## TASK REQUIREMENTS
From the listing below, return each line that includes "circle".

## INPUT DATA
-- Start --
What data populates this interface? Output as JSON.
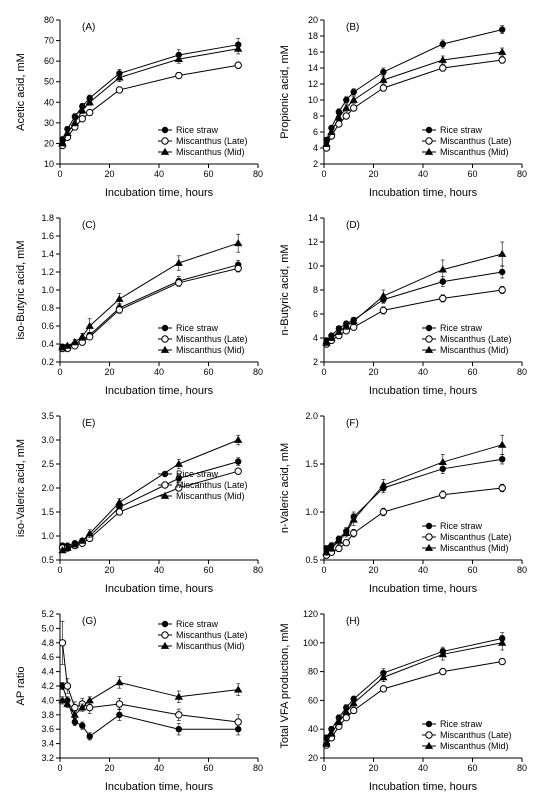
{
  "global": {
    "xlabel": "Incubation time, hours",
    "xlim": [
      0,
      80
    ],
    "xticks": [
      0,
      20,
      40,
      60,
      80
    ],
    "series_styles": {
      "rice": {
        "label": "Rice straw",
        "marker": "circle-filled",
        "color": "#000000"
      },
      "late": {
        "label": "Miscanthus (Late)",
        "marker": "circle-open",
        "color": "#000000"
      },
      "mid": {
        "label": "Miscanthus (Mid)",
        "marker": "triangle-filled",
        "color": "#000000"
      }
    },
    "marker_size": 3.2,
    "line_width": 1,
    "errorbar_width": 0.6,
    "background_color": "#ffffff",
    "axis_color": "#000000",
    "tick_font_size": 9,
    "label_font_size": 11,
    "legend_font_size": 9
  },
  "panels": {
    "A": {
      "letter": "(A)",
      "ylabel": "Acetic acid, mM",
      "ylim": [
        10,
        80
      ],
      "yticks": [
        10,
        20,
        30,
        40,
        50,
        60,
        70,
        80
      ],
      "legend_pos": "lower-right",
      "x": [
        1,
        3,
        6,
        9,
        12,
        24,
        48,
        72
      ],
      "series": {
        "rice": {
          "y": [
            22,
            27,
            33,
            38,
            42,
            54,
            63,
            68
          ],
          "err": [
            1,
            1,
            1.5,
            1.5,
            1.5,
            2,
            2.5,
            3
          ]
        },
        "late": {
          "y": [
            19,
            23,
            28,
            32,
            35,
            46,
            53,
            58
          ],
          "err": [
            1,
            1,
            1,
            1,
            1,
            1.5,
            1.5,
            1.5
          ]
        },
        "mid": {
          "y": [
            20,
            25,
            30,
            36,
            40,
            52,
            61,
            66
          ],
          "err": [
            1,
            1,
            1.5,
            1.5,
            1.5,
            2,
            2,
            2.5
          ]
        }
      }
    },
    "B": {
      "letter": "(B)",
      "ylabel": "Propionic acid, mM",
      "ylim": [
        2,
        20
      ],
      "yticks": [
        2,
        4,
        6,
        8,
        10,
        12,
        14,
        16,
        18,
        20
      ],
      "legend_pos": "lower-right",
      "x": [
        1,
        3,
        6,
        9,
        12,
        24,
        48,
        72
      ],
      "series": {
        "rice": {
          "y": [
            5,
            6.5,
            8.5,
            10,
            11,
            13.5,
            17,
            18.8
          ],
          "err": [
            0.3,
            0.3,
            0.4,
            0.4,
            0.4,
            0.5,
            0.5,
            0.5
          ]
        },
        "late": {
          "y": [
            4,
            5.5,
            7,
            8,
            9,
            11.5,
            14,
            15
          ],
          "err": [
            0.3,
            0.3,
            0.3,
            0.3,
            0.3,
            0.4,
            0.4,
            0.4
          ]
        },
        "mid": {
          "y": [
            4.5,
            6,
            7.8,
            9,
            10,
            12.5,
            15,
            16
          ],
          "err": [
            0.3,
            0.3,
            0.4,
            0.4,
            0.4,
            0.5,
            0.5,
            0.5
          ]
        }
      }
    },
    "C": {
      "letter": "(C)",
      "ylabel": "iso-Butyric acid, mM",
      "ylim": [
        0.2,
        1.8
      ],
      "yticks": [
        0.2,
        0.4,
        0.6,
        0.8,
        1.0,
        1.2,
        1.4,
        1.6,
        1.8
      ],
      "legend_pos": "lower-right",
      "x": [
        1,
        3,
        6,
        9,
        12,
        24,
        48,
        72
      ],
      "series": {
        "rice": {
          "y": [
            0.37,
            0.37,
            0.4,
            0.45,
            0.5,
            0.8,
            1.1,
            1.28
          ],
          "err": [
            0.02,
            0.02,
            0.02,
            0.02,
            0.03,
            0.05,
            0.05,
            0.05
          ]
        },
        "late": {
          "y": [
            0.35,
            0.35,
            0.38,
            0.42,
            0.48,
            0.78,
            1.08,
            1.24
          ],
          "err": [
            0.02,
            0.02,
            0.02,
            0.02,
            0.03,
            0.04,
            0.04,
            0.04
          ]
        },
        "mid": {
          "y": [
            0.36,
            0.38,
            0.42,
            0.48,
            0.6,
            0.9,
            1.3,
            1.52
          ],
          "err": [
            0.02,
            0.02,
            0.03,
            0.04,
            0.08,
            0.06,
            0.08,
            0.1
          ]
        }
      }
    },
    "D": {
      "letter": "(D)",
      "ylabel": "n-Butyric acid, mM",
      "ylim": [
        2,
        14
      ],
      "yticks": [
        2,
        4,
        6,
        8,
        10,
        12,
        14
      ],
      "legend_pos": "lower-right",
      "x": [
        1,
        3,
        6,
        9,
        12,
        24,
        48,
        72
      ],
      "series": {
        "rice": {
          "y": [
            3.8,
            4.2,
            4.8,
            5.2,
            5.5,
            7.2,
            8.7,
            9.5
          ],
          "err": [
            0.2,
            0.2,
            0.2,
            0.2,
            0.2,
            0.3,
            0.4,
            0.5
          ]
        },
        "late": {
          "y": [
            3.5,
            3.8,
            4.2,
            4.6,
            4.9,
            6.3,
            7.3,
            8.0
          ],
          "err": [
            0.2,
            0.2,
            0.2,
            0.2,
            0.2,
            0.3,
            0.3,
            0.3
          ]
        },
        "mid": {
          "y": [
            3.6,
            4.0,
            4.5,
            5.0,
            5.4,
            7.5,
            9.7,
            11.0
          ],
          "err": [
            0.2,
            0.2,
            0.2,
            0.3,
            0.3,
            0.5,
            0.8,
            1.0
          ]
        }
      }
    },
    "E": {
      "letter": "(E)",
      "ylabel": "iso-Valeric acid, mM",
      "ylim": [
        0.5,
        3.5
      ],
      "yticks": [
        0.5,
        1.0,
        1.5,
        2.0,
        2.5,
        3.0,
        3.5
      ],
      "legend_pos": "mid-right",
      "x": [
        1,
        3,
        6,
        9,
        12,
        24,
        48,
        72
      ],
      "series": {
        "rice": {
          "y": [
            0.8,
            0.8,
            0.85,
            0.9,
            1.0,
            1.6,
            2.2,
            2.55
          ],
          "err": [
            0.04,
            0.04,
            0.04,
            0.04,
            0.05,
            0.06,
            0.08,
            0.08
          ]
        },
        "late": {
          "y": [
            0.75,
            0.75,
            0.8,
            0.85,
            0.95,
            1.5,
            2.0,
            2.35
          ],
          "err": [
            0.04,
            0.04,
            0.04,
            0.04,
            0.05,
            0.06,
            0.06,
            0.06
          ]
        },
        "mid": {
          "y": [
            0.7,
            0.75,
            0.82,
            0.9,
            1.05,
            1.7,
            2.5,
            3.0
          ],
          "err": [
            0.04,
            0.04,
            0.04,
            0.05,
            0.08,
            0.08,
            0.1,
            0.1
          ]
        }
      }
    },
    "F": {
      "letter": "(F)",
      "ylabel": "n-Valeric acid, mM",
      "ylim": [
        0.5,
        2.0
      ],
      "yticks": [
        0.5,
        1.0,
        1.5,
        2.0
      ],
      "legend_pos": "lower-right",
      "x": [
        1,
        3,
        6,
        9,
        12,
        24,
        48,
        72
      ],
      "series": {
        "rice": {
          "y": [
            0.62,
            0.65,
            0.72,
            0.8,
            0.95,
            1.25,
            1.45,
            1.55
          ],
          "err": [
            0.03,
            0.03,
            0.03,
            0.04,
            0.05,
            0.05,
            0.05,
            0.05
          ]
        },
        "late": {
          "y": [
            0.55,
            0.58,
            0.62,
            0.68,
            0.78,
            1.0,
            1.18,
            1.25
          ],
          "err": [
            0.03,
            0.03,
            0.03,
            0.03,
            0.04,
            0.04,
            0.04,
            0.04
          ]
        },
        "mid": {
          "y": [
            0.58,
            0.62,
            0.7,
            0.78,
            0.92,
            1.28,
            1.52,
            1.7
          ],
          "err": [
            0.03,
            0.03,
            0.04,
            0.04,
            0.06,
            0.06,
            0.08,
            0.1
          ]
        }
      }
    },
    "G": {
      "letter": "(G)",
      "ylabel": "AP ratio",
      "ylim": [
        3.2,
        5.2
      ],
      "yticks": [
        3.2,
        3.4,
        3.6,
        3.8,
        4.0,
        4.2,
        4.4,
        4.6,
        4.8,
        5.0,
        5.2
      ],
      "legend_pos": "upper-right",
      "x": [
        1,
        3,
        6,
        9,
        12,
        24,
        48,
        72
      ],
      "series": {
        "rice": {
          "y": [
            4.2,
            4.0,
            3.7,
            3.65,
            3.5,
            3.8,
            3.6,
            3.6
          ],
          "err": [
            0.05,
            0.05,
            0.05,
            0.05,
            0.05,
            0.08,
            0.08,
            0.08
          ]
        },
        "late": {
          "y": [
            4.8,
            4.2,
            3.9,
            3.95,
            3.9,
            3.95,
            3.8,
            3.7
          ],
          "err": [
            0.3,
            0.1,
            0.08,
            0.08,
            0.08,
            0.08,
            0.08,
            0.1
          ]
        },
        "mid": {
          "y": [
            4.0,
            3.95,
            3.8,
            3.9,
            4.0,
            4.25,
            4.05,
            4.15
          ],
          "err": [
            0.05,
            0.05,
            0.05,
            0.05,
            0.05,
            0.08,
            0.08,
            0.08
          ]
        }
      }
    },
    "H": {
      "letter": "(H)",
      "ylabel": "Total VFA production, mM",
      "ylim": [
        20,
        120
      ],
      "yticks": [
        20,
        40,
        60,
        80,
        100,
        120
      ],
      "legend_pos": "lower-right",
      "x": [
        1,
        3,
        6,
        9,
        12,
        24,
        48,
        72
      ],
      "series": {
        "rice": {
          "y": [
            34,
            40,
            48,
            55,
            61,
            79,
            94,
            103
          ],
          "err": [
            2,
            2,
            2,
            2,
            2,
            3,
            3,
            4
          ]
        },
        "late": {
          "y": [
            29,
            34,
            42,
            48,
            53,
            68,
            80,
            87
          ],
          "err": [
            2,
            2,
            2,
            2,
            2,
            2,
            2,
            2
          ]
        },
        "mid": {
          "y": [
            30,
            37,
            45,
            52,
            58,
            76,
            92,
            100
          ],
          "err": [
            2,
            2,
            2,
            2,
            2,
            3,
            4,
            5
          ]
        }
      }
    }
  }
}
-- End --
## WRITTEN ANSWER
        "marker": "circle-filled",
        "marker": "circle-open",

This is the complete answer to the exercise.